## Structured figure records
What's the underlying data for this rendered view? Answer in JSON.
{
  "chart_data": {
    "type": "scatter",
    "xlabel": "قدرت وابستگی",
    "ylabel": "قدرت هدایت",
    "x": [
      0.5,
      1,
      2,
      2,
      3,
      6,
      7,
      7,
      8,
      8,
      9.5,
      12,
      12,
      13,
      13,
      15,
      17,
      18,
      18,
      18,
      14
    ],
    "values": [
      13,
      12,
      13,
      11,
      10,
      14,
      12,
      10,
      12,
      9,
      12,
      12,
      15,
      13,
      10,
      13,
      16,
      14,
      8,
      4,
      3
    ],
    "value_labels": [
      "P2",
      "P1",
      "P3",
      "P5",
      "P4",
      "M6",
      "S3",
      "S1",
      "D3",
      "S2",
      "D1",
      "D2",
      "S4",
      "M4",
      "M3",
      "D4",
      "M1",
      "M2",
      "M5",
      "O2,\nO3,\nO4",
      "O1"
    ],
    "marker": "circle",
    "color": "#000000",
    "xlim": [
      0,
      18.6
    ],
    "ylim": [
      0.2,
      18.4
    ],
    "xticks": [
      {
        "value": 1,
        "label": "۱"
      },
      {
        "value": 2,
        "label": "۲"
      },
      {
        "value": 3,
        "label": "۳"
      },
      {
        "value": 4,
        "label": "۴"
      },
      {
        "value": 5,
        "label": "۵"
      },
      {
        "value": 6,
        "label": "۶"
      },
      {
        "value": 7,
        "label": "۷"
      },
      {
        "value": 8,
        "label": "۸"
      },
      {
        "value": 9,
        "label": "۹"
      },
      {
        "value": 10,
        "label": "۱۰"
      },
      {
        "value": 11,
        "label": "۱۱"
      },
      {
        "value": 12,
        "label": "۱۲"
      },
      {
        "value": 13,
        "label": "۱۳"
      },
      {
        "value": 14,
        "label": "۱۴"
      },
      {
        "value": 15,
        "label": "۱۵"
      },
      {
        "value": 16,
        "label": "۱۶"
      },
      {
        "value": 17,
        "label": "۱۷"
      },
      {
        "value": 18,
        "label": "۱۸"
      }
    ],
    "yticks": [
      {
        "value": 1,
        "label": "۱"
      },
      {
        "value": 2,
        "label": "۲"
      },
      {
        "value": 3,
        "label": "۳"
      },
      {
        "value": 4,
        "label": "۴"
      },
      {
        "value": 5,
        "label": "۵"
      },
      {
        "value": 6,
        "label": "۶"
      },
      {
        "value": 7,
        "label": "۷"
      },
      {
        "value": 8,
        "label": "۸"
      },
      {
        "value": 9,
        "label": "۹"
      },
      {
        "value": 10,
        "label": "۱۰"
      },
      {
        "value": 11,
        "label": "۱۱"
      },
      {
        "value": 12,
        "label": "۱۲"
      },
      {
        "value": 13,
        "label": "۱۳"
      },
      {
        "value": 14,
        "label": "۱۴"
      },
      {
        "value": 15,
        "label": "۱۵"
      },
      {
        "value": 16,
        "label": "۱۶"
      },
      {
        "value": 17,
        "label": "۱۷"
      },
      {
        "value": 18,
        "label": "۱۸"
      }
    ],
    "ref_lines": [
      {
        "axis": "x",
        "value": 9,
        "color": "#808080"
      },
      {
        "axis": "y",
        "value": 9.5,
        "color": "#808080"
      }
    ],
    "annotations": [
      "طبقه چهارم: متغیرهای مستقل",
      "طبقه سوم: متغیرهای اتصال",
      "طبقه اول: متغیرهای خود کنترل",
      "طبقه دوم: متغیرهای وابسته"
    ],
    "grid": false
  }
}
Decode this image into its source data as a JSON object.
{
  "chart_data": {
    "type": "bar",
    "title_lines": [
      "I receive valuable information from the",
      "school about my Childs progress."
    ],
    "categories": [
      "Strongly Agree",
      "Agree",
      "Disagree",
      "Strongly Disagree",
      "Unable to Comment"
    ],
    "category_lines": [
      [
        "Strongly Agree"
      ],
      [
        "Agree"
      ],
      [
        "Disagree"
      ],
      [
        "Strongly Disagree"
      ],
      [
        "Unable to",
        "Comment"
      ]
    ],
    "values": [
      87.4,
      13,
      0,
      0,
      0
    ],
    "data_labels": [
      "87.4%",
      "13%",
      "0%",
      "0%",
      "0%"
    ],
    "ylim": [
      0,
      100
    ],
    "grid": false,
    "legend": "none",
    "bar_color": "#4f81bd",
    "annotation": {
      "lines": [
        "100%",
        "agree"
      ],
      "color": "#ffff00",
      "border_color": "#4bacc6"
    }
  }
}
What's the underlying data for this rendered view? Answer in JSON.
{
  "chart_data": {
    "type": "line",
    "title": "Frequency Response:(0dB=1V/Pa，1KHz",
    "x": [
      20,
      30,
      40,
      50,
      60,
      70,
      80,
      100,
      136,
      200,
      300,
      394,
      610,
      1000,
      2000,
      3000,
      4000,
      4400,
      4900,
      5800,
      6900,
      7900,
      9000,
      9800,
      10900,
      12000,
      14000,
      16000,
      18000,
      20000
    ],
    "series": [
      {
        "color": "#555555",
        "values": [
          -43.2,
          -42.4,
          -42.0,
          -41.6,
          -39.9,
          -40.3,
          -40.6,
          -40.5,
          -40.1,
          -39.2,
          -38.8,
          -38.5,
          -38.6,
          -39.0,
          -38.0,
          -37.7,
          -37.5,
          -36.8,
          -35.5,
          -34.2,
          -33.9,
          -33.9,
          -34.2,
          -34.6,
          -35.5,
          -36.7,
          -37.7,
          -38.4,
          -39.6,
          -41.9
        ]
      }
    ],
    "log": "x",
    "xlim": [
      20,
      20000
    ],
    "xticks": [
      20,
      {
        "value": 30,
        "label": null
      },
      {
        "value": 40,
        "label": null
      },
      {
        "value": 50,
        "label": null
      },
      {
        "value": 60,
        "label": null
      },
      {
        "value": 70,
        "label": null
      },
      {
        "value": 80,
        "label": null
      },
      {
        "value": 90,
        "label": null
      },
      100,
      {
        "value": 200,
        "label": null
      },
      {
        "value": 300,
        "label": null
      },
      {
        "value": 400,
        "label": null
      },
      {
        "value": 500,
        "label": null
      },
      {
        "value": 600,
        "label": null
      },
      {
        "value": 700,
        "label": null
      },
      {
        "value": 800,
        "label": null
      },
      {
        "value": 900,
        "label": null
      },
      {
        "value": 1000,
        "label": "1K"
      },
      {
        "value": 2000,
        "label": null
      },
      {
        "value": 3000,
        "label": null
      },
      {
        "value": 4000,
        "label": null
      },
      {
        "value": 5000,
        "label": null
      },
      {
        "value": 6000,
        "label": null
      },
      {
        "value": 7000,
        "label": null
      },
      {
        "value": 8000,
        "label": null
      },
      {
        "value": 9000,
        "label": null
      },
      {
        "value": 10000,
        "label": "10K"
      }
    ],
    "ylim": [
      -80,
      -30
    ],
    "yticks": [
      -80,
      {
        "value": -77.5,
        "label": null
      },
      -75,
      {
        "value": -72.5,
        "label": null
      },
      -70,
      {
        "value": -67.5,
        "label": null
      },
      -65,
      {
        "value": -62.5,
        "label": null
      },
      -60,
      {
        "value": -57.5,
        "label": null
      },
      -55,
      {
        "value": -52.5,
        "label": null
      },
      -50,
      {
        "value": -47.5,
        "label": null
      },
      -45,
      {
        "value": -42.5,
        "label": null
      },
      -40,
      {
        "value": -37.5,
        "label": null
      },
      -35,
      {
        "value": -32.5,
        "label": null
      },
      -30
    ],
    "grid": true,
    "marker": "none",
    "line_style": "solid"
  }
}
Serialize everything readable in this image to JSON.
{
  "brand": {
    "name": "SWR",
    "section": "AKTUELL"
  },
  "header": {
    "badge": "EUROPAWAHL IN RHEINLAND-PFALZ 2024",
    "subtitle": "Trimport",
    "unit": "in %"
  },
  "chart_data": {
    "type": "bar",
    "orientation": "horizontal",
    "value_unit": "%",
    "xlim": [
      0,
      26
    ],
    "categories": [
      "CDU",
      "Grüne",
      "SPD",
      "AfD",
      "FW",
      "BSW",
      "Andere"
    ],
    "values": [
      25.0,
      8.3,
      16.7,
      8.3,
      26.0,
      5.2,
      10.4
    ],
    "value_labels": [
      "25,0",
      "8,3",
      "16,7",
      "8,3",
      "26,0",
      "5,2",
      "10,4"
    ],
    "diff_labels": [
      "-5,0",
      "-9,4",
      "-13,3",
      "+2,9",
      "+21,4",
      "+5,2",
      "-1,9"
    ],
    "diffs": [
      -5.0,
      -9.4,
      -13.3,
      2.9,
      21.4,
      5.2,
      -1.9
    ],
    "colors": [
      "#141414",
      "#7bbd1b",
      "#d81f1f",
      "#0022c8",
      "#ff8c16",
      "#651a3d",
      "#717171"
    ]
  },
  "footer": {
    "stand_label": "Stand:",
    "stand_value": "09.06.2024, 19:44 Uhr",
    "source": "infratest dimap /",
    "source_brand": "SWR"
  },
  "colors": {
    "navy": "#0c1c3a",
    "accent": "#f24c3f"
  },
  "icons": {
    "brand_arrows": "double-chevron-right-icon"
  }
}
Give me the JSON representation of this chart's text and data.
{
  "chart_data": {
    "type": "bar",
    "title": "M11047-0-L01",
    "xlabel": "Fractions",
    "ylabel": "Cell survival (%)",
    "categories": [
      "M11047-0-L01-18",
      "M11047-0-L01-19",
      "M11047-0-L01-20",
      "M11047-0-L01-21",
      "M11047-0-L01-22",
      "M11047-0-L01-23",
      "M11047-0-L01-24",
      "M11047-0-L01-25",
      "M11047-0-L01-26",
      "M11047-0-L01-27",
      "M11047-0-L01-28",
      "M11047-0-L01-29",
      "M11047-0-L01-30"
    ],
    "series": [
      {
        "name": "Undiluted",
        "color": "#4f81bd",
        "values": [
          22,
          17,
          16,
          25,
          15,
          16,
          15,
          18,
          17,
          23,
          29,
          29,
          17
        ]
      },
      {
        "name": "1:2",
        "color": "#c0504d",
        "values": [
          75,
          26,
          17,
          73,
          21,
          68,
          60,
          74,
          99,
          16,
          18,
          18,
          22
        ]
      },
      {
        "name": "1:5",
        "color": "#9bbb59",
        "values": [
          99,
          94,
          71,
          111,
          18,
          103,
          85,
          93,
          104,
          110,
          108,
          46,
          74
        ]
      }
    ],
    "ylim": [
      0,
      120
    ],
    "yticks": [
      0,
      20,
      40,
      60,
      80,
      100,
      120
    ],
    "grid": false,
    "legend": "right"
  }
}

## THE PROBLEM
Search the listing for the word "Disagree". Copy every line in which it occurs.

## OUTPUT OF THE TASK
      "Disagree",
      "Strongly Disagree",
        "Disagree"
        "Strongly Disagree"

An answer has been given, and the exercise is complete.